-- BEGIN EXERCISE MATERIAL --

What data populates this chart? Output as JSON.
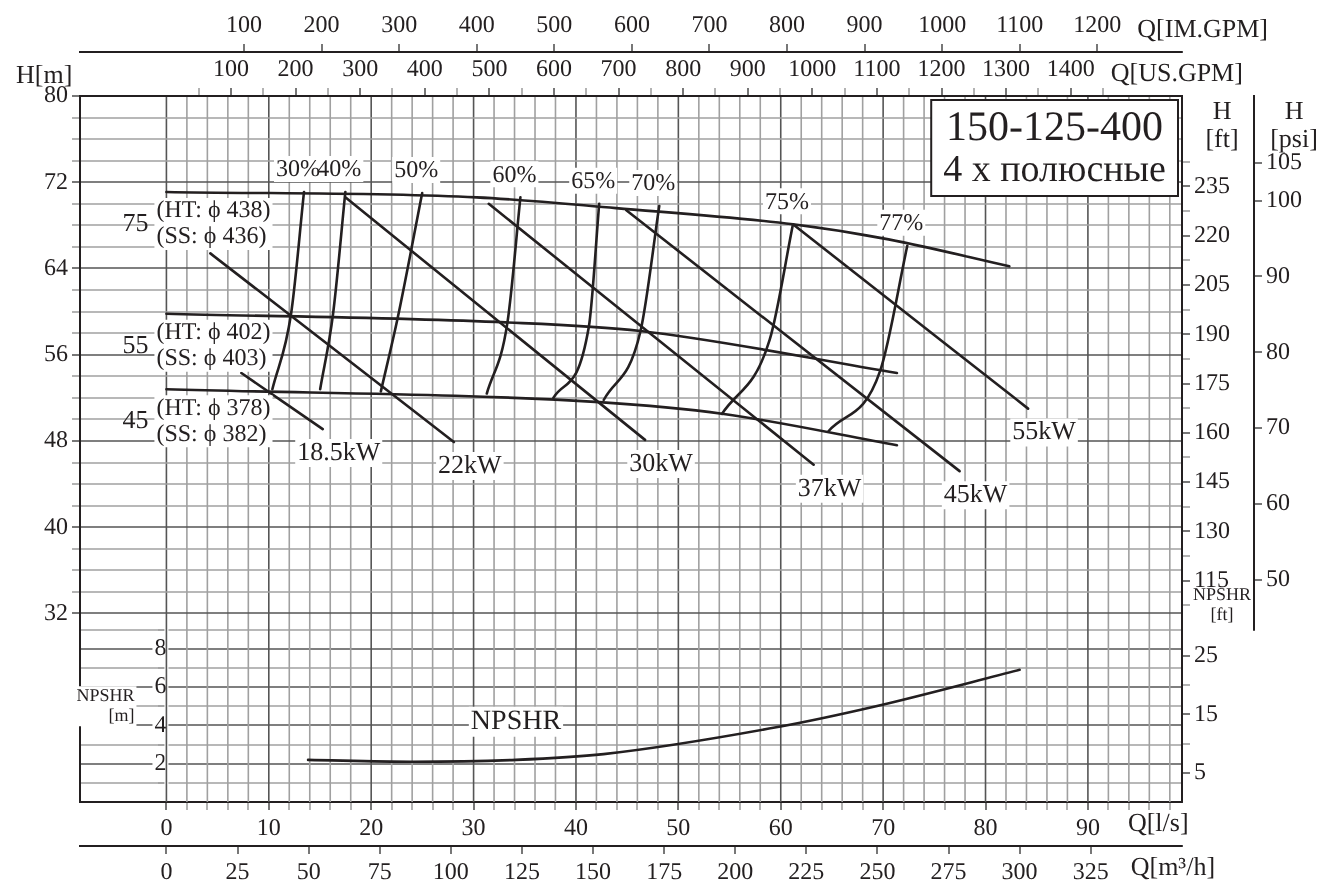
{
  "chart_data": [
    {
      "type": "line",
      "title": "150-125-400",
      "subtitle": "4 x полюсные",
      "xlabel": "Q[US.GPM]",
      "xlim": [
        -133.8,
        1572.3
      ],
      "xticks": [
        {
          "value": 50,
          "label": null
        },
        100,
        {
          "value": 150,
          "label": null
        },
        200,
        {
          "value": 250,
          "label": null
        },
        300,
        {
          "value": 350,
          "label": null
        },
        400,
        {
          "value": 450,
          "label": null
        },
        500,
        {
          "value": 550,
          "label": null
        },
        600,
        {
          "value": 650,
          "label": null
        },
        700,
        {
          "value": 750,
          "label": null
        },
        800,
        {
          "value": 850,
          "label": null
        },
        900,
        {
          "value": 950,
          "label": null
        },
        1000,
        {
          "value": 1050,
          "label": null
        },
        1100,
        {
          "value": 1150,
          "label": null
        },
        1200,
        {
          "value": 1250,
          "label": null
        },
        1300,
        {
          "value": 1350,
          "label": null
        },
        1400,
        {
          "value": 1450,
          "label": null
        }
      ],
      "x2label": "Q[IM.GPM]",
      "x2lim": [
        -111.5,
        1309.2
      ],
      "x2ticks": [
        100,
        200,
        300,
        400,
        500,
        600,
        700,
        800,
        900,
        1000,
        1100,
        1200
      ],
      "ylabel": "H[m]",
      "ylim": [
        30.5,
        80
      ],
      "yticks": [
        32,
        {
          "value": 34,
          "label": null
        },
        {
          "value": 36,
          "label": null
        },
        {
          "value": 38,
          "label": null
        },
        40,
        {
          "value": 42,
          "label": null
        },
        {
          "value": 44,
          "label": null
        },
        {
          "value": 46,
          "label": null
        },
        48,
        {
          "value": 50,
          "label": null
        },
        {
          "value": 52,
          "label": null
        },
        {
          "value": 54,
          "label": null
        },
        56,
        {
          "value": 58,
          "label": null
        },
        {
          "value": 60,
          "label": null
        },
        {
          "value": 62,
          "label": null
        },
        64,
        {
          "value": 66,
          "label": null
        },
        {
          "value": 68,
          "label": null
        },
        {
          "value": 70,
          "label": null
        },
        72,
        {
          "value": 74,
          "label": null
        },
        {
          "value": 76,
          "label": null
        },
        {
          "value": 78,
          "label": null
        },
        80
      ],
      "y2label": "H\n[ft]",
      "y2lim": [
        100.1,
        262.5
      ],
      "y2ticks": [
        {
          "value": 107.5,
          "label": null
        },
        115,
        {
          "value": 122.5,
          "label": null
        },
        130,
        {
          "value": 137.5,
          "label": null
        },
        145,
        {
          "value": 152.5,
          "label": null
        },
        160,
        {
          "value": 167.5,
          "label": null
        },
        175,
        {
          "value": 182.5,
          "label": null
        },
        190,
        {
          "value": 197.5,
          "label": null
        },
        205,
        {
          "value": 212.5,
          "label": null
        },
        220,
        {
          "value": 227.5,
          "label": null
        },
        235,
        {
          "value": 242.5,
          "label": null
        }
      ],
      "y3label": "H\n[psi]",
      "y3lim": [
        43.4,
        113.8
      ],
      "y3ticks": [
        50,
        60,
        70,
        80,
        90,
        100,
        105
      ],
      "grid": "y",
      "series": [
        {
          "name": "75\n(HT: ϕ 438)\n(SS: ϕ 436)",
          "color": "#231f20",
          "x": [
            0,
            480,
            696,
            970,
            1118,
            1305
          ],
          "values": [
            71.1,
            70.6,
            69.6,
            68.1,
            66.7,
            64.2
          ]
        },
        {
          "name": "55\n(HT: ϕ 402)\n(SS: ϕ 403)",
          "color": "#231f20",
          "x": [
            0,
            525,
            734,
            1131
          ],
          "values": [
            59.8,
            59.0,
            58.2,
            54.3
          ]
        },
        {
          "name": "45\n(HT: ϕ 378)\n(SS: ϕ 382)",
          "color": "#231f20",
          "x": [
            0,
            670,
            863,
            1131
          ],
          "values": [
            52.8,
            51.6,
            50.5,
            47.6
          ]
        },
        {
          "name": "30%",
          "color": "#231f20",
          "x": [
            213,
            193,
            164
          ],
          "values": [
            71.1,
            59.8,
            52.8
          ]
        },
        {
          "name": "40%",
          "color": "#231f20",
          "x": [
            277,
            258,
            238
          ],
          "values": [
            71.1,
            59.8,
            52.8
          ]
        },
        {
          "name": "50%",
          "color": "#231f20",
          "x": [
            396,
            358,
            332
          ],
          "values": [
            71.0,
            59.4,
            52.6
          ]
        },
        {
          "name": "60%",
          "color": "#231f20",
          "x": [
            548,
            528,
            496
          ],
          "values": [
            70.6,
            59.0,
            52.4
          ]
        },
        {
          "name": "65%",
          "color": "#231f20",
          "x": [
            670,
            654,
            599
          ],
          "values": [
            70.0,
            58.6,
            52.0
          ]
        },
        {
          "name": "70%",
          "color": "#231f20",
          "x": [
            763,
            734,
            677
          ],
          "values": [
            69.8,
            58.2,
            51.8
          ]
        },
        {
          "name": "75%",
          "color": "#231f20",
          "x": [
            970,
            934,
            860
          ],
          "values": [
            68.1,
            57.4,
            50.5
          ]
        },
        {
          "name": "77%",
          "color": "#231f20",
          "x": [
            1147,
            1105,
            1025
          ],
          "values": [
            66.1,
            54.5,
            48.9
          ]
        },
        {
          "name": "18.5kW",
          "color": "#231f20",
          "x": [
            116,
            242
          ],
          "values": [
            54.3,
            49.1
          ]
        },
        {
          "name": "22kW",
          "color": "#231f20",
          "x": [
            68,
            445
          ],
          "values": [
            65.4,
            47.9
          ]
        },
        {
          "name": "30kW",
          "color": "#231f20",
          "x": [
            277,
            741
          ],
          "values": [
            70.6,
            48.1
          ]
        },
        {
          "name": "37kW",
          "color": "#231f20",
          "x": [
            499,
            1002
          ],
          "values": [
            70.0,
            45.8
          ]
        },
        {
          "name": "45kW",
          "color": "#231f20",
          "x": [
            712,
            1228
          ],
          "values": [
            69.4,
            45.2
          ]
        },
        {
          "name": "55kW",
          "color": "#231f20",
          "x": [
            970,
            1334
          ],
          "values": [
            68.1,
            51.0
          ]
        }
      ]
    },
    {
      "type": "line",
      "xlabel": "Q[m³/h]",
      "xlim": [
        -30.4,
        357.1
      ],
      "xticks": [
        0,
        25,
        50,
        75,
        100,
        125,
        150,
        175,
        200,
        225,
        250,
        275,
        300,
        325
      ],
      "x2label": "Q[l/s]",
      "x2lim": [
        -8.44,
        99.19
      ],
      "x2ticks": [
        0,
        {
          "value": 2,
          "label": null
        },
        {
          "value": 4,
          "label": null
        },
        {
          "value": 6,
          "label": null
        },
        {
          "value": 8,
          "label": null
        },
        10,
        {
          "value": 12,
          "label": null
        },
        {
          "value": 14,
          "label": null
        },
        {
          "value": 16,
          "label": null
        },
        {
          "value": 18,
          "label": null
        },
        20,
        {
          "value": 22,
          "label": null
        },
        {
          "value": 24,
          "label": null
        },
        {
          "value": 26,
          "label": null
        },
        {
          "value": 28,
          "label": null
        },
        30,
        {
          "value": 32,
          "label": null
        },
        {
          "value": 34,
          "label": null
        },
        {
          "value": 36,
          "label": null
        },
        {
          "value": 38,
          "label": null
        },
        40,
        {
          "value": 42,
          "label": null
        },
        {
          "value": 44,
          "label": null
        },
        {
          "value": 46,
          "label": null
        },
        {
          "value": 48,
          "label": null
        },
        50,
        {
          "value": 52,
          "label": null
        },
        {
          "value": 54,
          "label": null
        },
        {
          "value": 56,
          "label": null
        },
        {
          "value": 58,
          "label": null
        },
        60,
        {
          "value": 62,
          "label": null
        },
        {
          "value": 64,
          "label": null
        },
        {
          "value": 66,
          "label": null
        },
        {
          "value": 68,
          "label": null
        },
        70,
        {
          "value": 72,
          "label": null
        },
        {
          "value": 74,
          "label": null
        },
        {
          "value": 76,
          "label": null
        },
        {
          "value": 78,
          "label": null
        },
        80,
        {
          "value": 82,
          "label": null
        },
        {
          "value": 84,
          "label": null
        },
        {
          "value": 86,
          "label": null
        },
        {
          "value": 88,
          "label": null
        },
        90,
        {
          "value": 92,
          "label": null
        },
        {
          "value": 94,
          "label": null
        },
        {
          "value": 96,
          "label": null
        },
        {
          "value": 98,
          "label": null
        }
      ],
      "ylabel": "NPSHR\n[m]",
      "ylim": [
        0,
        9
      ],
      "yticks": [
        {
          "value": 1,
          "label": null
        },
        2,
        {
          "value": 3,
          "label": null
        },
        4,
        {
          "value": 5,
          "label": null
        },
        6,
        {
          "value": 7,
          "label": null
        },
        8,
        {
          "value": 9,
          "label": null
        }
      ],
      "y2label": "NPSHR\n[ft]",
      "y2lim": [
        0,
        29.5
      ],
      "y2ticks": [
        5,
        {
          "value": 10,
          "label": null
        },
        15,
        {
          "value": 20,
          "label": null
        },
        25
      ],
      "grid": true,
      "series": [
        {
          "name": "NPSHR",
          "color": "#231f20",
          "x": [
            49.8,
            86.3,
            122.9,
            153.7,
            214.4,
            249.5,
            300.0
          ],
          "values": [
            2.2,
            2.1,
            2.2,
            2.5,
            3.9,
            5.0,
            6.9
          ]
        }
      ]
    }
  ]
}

-- END EXERCISE MATERIAL --

AIM: Scan the material above for the string "NPSHR" and report each line where you find it.

CORRECT RESULT:
      "ylabel": "NPSHR\n[m]",
      "y2label": "NPSHR\n[ft]",
          "name": "NPSHR",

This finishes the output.